> **TASKS TO COMPLETE**:
(A) In the account of the Louisiana birth certificate dispute, what did the state document registrar offer after being sued?
(B) Continue the account of the Louisiana birth certificate dispute, picking up after its final sentence.

> **TEXT**:
A valid birth certificate, reflecting parentage and citizenship, the couple has argued, is vitally important to both the child and his parents, as they seek to travel, to place him in school, to arrange for his medical care, to determine his inheritance and insurance rights, to claim him as a dependent for tax purposes, and a variety of other legal and practical opportunities as the boy grows up.  Some of the difficulties that arise without a valid birth certificate have already happened to J.C.’s parents, they noted.

Adar and Smith assumed that J.C. could have his birth certificate changed in Louisiana, because there is a state law that creates a right to an accurate, amended official document of birth and identity, when a child has been born in Louisiana but then is adopted in a different state.  Every state has a similar law.

But the parents’ request was denied, because state officials have a policy of refusing to issue an amended certificate if the child’s parents are not legally married.  Another Louisiana law prohibits adoption by two adults if they are not married.   That law was invoked against J.C.’s parents.   Later, after the state document registrar, Darlene W. Smith, had been sued, she offered to amend the certificate to name one of the couple as parent, but not both.  They declined.

Going to federal court, Adar and Smith made two constitutional claims: first, they argued that the Constitution’s Full Faith and Credit Clause requires states to accept as valid the legal judgments issued in other states, and, second, they argued that singling out unmarried couples for denial of an amended birth certificate is a violation of the Fourteenth Amendment’s guarantee of legal equality.

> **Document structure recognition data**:

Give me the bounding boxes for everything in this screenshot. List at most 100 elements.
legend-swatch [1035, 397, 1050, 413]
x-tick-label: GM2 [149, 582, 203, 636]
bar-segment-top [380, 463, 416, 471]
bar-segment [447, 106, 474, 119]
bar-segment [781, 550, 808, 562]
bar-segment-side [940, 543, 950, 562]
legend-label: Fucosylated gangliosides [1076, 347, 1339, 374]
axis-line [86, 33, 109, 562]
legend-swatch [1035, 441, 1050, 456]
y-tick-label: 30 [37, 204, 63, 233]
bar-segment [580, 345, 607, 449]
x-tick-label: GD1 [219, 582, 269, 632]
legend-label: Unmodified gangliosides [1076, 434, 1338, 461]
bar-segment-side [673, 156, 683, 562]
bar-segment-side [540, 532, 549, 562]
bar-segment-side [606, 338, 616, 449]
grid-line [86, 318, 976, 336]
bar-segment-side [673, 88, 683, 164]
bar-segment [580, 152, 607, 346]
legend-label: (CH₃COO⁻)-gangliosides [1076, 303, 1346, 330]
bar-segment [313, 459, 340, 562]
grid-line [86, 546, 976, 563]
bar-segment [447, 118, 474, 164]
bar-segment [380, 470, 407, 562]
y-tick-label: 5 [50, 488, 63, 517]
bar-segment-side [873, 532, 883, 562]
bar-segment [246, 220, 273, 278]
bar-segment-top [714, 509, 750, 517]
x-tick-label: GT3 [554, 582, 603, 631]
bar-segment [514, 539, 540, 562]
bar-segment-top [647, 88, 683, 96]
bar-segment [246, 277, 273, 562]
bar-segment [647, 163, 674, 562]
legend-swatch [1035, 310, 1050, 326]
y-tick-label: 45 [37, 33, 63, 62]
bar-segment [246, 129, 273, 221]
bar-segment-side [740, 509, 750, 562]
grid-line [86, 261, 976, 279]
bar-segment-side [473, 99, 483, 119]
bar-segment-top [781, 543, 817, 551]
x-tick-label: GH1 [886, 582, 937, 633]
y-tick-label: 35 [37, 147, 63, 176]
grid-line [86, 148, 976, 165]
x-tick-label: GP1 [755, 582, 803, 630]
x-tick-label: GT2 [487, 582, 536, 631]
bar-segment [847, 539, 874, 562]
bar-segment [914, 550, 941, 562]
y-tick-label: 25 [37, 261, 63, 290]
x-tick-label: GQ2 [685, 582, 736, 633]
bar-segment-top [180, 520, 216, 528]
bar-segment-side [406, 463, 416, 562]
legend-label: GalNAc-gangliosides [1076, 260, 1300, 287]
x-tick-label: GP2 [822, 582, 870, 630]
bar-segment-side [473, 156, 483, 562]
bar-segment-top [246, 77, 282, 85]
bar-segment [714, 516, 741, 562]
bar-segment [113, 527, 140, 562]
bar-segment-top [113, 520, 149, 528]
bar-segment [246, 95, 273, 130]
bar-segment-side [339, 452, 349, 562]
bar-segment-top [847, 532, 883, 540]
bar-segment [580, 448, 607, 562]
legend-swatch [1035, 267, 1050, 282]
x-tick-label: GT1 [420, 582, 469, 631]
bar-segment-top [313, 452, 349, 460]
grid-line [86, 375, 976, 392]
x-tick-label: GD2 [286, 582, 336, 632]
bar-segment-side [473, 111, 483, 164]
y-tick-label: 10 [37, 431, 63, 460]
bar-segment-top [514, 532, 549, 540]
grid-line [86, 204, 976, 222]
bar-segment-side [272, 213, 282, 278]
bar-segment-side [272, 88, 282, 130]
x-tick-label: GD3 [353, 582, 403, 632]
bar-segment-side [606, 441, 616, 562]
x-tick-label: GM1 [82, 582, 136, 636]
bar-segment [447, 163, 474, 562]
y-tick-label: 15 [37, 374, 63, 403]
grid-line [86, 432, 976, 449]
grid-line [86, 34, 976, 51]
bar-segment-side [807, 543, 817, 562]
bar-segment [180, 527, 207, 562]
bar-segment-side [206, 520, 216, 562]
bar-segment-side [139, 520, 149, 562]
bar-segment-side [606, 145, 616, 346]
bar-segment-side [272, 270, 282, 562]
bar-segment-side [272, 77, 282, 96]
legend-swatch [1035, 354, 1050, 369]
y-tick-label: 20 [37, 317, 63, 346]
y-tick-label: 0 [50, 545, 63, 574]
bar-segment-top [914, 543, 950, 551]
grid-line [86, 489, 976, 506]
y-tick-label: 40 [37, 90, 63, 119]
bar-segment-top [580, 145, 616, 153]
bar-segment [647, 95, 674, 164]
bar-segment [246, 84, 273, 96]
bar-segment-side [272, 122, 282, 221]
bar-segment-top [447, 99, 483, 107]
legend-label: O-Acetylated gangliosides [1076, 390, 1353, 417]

> **YOUR RESPONSES**:
(A) She offered to amend the certificate to name one of the couple as parent, but not both.

(B)
A federal judge and a three-judge panel of the Fifth Circuit agreed with the first challenge, but that ruling was set aside when the full 16-member Circuit Court agreed to hear the case en banc.   Dividing 11-5, that Court ruled that the Full Faith and Credit Clause only operates as a mandate to state courts, not to state legislatures or state executive officials, and that the federal District and Circuit Courts have no jurisdiction to hear a civil rights claim seeking to enforce the Clause against state officers.

The only way to enforce the Clause, it concluded, is to challenge a state court’s refusal to honor another state’s legal judgment, and then appeal directly to the U.S. Supreme Court.

By a vote of 9-7, the Circuit Court ruled that, even if a civil rights lawsuit could be filed (under so-called Section 1983), that section was not violated in J.C.’s case because state officials have authority to make their own judgments about how and when to issue birth certificates.

And, even though the District Court and the Circuit Court panel did not decide the legal equality claim, the en banc Court rejected it on the merits — again, by a 9-7 vote.  It did so by applying the lowest standard of legal proof for a claim.  In doing so, the majority said that “adoption is not a fundamental right,” and cited a research study that claimed marriage provides a better environment in which to raise children.   Children’s interests, it said, are not well served by “the freely severable relationship of unmarried partners.”

The main dissent, speaking for five judges, argued that the Circuit Court had “trivialized” the Full Faith and Credit Clause, and had wrongly reached out to decide the legal equality issue when two prior courts had not even addressed it.

Much of the dispute between the majority and dissent on the Full Faith and Credit issue turns upon widely differing interpretations of a 1988 Supreme Court decision, Thompson v. Thompson, interpreting the scope of the Full Faith and Credit Clause.

The couple’s appeal to the Supreme Court raises three questions: first, whether the Full Faith and Credit Clause applies to a state executive official who disregards an out-of-state judgment for policy reasons; second, whether Section 1983 provides a legal route to challenge a violation of the Clause, and, third, whether it violated the Equal Protection Clause to refuse to respect an out-of-state judgment based upon differing treatment of unmarried couples.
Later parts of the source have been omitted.